## BEGIN Stored rows

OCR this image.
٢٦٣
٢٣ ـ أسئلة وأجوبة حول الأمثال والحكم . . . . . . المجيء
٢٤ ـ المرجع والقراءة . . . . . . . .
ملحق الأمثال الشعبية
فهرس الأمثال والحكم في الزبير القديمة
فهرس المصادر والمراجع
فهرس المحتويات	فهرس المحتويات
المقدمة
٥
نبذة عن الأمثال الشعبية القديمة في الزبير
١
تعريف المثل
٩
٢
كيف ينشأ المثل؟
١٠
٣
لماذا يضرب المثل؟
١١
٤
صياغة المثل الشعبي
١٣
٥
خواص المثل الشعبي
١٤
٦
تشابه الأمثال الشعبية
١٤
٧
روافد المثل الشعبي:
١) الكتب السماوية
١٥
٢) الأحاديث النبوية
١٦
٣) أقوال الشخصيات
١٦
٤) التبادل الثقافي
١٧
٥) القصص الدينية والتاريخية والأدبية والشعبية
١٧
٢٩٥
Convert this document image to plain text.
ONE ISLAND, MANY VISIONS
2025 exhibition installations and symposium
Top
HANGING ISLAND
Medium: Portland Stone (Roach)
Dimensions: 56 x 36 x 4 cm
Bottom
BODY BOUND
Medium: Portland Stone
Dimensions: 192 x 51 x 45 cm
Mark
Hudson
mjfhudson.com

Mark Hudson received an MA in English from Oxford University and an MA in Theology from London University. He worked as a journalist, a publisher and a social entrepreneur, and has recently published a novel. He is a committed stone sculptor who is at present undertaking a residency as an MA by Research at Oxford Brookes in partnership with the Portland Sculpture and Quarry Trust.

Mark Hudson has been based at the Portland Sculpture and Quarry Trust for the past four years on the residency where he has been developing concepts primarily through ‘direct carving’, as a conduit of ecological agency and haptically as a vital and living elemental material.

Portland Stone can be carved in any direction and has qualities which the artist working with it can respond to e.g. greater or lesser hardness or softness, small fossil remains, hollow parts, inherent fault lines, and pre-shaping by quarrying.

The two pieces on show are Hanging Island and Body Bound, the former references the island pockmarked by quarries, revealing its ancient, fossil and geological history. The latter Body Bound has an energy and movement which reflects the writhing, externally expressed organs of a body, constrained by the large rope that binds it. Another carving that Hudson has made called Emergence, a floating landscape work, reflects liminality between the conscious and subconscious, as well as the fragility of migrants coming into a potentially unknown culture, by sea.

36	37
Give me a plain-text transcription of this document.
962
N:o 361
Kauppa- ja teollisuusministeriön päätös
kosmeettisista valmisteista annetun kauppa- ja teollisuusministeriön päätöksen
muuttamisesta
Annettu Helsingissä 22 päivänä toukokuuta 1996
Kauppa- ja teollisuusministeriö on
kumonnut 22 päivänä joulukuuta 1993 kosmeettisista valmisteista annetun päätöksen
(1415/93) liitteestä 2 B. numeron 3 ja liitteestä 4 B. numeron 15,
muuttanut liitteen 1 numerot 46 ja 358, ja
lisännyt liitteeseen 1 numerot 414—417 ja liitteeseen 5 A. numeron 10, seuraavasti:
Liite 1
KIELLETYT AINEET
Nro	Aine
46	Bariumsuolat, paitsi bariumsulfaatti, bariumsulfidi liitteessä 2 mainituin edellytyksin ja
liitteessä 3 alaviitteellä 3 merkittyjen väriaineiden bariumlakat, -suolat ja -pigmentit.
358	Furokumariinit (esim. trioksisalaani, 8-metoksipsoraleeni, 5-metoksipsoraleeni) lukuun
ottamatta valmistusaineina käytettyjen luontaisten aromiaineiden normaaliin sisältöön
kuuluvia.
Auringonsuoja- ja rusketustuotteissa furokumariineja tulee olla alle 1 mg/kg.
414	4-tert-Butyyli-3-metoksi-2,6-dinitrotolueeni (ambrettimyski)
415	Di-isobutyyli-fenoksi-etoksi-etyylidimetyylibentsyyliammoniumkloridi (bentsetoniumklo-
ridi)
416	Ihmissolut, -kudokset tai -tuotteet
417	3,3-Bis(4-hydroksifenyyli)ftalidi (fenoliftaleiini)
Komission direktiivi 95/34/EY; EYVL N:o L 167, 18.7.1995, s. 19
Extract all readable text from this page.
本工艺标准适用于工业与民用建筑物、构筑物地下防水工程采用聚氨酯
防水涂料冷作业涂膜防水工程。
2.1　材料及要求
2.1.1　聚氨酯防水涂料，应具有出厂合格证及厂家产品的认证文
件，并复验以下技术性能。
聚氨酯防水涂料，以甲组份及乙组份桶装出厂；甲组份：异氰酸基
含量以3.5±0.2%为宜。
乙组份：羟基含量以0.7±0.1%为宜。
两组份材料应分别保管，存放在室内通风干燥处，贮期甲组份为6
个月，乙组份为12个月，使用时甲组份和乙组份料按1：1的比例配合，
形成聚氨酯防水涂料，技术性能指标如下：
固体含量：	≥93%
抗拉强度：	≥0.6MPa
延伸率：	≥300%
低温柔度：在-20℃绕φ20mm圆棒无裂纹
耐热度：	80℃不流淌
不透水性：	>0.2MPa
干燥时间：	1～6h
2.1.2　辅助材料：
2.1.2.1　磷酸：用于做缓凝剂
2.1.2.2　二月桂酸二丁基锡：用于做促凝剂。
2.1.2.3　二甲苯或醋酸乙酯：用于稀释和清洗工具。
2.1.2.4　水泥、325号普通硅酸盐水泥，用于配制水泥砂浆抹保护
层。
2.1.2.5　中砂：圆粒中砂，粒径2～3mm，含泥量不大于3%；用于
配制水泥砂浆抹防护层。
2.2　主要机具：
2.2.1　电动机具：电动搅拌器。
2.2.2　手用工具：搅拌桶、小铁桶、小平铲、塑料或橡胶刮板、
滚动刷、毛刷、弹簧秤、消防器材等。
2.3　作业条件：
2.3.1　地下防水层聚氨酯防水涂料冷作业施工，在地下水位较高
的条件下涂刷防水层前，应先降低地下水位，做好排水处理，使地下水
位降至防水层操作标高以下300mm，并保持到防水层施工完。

## END Stored rows

→ Problem
Write the entries again, exactly as they stand.

→ Completed exercise
OCR this image.
٢٦٣
٢٣ ـ أسئلة وأجوبة حول الأمثال والحكم . . . . . . المجيء
٢٤ ـ المرجع والقراءة . . . . . . . .
ملحق الأمثال الشعبية
فهرس الأمثال والحكم في الزبير القديمة
فهرس المصادر والمراجع
فهرس المحتويات	فهرس المحتويات
المقدمة
٥
نبذة عن الأمثال الشعبية القديمة في الزبير
١
تعريف المثل
٩
٢
كيف ينشأ المثل؟
١٠
٣
لماذا يضرب المثل؟
١١
٤
صياغة المثل الشعبي
١٣
٥
خواص المثل الشعبي
١٤
٦
تشابه الأمثال الشعبية
١٤
٧
روافد المثل الشعبي:
١) الكتب السماوية
١٥
٢) الأحاديث النبوية
١٦
٣) أقوال الشخصيات
١٦
٤) التبادل الثقافي
١٧
٥) القصص الدينية والتاريخية والأدبية والشعبية
١٧
٢٩٥
Convert this document image to plain text.
ONE ISLAND, MANY VISIONS
2025 exhibition installations and symposium
Top
HANGING ISLAND
Medium: Portland Stone (Roach)
Dimensions: 56 x 36 x 4 cm
Bottom
BODY BOUND
Medium: Portland Stone
Dimensions: 192 x 51 x 45 cm
Mark
Hudson
mjfhudson.com

Mark Hudson received an MA in English from Oxford University and an MA in Theology from London University. He worked as a journalist, a publisher and a social entrepreneur, and has recently published a novel. He is a committed stone sculptor who is at present undertaking a residency as an MA by Research at Oxford Brookes in partnership with the Portland Sculpture and Quarry Trust.

Mark Hudson has been based at the Portland Sculpture and Quarry Trust for the past four years on the residency where he has been developing concepts primarily through ‘direct carving’, as a conduit of ecological agency and haptically as a vital and living elemental material.

Portland Stone can be carved in any direction and has qualities which the artist working with it can respond to e.g. greater or lesser hardness or softness, small fossil remains, hollow parts, inherent fault lines, and pre-shaping by quarrying.

The two pieces on show are Hanging Island and Body Bound, the former references the island pockmarked by quarries, revealing its ancient, fossil and geological history. The latter Body Bound has an energy and movement which reflects the writhing, externally expressed organs of a body, constrained by the large rope that binds it. Another carving that Hudson has made called Emergence, a floating landscape work, reflects liminality between the conscious and subconscious, as well as the fragility of migrants coming into a potentially unknown culture, by sea.

36	37
Give me a plain-text transcription of this document.
962
N:o 361
Kauppa- ja teollisuusministeriön päätös
kosmeettisista valmisteista annetun kauppa- ja teollisuusministeriön päätöksen
muuttamisesta
Annettu Helsingissä 22 päivänä toukokuuta 1996
Kauppa- ja teollisuusministeriö on
kumonnut 22 päivänä joulukuuta 1993 kosmeettisista valmisteista annetun päätöksen
(1415/93) liitteestä 2 B. numeron 3 ja liitteestä 4 B. numeron 15,
muuttanut liitteen 1 numerot 46 ja 358, ja
lisännyt liitteeseen 1 numerot 414—417 ja liitteeseen 5 A. numeron 10, seuraavasti:
Liite 1
KIELLETYT AINEET
Nro	Aine
46	Bariumsuolat, paitsi bariumsulfaatti, bariumsulfidi liitteessä 2 mainituin edellytyksin ja
liitteessä 3 alaviitteellä 3 merkittyjen väriaineiden bariumlakat, -suolat ja -pigmentit.
358	Furokumariinit (esim. trioksisalaani, 8-metoksipsoraleeni, 5-metoksipsoraleeni) lukuun
ottamatta valmistusaineina käytettyjen luontaisten aromiaineiden normaaliin sisältöön
kuuluvia.
Auringonsuoja- ja rusketustuotteissa furokumariineja tulee olla alle 1 mg/kg.
414	4-tert-Butyyli-3-metoksi-2,6-dinitrotolueeni (ambrettimyski)
415	Di-isobutyyli-fenoksi-etoksi-etyylidimetyylibentsyyliammoniumkloridi (bentsetoniumklo-
ridi)
416	Ihmissolut, -kudokset tai -tuotteet
417	3,3-Bis(4-hydroksifenyyli)ftalidi (fenoliftaleiini)
Komission direktiivi 95/34/EY; EYVL N:o L 167, 18.7.1995, s. 19
Extract all readable text from this page.
本工艺标准适用于工业与民用建筑物、构筑物地下防水工程采用聚氨酯
防水涂料冷作业涂膜防水工程。
2.1　材料及要求
2.1.1　聚氨酯防水涂料，应具有出厂合格证及厂家产品的认证文
件，并复验以下技术性能。
聚氨酯防水涂料，以甲组份及乙组份桶装出厂；甲组份：异氰酸基
含量以3.5±0.2%为宜。
乙组份：羟基含量以0.7±0.1%为宜。
两组份材料应分别保管，存放在室内通风干燥处，贮期甲组份为6
个月，乙组份为12个月，使用时甲组份和乙组份料按1：1的比例配合，
形成聚氨酯防水涂料，技术性能指标如下：
固体含量：	≥93%
抗拉强度：	≥0.6MPa
延伸率：	≥300%
低温柔度：在-20℃绕φ20mm圆棒无裂纹
耐热度：	80℃不流淌
不透水性：	>0.2MPa
干燥时间：	1～6h
2.1.2　辅助材料：
2.1.2.1　磷酸：用于做缓凝剂
2.1.2.2　二月桂酸二丁基锡：用于做促凝剂。
2.1.2.3　二甲苯或醋酸乙酯：用于稀释和清洗工具。
2.1.2.4　水泥、325号普通硅酸盐水泥，用于配制水泥砂浆抹保护
层。
2.1.2.5　中砂：圆粒中砂，粒径2～3mm，含泥量不大于3%；用于
配制水泥砂浆抹防护层。
2.2　主要机具：
2.2.1　电动机具：电动搅拌器。
2.2.2　手用工具：搅拌桶、小铁桶、小平铲、塑料或橡胶刮板、
滚动刷、毛刷、弹簧秤、消防器材等。
2.3　作业条件：
2.3.1　地下防水层聚氨酯防水涂料冷作业施工，在地下水位较高
的条件下涂刷防水层前，应先降低地下水位，做好排水处理，使地下水
位降至防水层操作标高以下300mm，并保持到防水层施工完。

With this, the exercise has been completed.